Only the number is wanted: count the lines that contain "name".

- LISTED RECORDS
☆ ☆ ☆

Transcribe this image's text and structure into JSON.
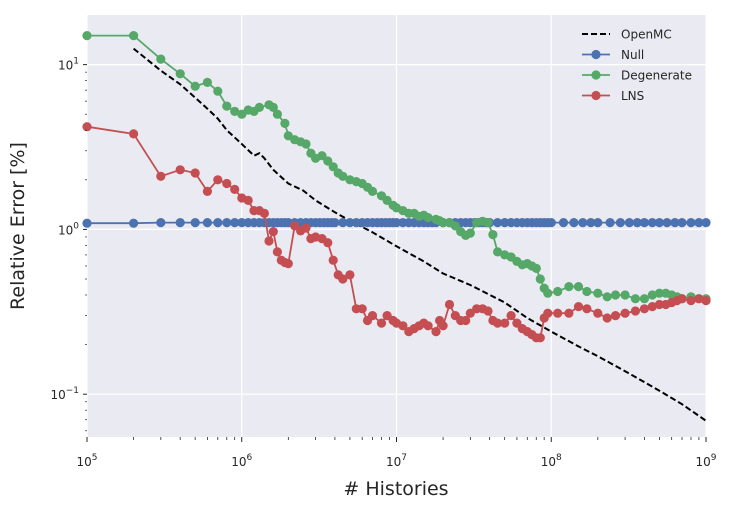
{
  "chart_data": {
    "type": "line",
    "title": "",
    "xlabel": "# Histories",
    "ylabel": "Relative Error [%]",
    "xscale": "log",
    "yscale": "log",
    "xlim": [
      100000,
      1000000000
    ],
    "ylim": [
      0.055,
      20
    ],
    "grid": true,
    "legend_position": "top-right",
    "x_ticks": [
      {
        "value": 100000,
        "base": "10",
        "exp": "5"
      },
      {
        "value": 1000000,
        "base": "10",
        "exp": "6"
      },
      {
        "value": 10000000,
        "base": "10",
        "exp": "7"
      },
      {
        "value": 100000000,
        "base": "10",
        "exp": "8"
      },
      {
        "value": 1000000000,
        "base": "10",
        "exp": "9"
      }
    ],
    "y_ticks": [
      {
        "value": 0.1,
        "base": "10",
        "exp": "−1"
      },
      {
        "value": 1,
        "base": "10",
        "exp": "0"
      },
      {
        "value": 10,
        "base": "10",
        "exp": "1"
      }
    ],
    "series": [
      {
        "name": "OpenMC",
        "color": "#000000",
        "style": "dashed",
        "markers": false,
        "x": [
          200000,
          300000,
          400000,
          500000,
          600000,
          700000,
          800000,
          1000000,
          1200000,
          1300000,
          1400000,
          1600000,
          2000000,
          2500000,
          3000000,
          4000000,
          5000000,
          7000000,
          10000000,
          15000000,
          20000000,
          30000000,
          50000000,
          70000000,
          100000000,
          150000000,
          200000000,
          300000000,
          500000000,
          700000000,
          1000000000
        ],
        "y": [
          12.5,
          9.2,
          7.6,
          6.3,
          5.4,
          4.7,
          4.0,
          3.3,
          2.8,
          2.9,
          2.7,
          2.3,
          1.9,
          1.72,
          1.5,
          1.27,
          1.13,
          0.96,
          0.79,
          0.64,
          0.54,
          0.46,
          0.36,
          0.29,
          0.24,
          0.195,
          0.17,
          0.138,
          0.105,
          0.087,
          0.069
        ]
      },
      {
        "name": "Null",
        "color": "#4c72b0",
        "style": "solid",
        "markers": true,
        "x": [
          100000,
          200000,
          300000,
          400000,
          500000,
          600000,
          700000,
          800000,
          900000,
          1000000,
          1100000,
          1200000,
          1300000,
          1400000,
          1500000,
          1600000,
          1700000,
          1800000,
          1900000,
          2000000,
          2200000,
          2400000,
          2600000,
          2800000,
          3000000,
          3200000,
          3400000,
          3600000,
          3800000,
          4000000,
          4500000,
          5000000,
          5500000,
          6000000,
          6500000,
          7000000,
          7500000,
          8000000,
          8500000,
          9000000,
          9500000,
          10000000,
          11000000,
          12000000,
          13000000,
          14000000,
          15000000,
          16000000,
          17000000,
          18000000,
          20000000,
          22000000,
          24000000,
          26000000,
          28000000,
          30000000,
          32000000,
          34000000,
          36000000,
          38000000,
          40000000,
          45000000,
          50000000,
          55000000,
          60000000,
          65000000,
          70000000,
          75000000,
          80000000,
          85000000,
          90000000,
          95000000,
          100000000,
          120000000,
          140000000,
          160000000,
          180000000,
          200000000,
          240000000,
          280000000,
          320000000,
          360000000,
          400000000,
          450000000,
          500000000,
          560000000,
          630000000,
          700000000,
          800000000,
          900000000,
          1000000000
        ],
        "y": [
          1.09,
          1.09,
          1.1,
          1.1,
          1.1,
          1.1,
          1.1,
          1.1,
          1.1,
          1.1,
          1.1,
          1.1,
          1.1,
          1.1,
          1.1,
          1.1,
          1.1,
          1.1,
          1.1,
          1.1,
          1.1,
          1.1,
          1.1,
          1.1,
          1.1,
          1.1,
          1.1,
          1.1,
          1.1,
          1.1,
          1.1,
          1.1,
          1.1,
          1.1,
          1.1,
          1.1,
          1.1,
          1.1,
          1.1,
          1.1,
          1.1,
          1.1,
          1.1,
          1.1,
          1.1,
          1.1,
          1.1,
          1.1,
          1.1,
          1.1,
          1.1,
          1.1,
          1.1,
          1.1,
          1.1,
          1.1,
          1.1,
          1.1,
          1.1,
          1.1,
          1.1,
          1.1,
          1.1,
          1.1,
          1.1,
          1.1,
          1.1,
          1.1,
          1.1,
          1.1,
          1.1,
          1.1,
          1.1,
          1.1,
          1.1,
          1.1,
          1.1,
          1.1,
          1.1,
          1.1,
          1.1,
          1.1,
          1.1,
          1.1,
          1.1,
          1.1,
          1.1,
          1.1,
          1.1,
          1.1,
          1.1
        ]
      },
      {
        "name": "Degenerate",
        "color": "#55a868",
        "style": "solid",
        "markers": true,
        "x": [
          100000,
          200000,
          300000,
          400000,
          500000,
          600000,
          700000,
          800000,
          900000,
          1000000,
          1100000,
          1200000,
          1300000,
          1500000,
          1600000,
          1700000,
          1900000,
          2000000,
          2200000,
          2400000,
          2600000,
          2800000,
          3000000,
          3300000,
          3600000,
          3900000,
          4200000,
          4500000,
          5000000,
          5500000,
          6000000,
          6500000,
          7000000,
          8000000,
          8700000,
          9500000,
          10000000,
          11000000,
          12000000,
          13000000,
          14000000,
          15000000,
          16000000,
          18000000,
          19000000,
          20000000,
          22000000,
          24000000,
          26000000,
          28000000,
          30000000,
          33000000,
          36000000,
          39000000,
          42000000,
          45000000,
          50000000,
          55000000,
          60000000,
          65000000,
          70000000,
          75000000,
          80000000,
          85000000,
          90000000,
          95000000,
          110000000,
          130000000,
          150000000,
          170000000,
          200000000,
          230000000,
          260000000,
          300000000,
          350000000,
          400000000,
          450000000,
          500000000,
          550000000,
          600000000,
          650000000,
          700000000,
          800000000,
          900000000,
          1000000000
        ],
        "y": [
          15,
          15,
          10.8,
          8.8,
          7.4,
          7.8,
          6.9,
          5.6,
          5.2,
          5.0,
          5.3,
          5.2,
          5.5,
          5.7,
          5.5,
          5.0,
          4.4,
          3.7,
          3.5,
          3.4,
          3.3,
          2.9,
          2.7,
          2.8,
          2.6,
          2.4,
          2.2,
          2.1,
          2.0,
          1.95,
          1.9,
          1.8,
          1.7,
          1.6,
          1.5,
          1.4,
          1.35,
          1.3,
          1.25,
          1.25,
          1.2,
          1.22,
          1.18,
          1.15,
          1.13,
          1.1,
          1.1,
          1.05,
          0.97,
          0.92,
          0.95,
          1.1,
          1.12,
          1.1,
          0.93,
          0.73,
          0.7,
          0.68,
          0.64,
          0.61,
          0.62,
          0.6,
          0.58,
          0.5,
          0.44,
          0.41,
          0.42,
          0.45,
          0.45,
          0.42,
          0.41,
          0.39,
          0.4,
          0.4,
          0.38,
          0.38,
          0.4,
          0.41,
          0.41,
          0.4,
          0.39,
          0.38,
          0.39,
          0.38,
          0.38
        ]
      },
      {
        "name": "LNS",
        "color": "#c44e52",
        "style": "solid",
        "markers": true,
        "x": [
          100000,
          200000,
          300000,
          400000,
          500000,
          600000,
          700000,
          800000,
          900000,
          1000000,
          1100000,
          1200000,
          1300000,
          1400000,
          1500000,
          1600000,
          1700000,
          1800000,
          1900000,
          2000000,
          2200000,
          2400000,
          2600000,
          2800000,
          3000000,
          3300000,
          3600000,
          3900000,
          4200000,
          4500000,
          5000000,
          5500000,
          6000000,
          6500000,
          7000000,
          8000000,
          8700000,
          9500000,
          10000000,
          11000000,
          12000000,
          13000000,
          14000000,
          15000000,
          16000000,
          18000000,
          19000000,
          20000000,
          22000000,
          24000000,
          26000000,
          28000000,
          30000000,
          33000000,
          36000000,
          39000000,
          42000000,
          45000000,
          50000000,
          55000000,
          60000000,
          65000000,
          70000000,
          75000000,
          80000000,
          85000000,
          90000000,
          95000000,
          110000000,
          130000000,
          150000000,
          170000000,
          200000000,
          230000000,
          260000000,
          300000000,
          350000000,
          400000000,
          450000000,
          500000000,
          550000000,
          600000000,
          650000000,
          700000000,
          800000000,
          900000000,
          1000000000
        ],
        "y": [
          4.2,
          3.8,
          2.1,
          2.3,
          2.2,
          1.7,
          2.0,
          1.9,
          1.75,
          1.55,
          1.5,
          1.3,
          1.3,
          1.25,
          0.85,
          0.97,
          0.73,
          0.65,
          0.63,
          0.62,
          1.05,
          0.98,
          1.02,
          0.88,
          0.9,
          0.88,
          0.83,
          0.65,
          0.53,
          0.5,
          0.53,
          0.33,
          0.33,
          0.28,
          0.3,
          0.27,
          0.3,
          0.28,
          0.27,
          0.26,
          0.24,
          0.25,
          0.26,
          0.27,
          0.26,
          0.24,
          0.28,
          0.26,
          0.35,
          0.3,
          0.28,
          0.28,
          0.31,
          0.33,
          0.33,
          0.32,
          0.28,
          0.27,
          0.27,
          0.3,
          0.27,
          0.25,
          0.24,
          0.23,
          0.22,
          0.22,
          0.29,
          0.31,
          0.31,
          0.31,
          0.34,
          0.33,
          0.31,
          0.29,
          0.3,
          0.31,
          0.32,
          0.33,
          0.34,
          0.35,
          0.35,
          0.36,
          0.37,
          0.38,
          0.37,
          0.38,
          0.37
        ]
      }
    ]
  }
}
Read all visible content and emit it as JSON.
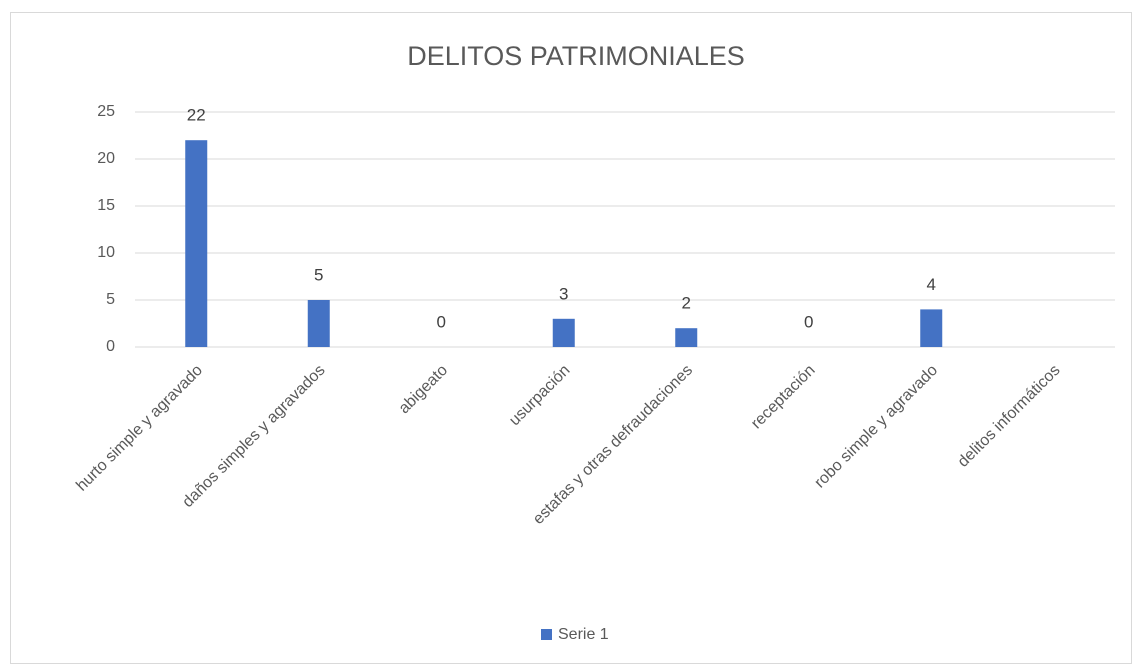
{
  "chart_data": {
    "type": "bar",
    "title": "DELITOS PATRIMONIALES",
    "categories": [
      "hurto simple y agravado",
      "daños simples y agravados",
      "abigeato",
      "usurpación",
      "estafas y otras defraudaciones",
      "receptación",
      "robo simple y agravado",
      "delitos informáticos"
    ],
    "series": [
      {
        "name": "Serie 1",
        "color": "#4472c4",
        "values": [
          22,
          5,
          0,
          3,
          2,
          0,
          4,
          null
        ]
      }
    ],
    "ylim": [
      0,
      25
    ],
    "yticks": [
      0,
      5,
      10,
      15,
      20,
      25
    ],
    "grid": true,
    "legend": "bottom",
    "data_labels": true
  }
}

☆ ☆ ☆

- COMPLETED EXERCISE
5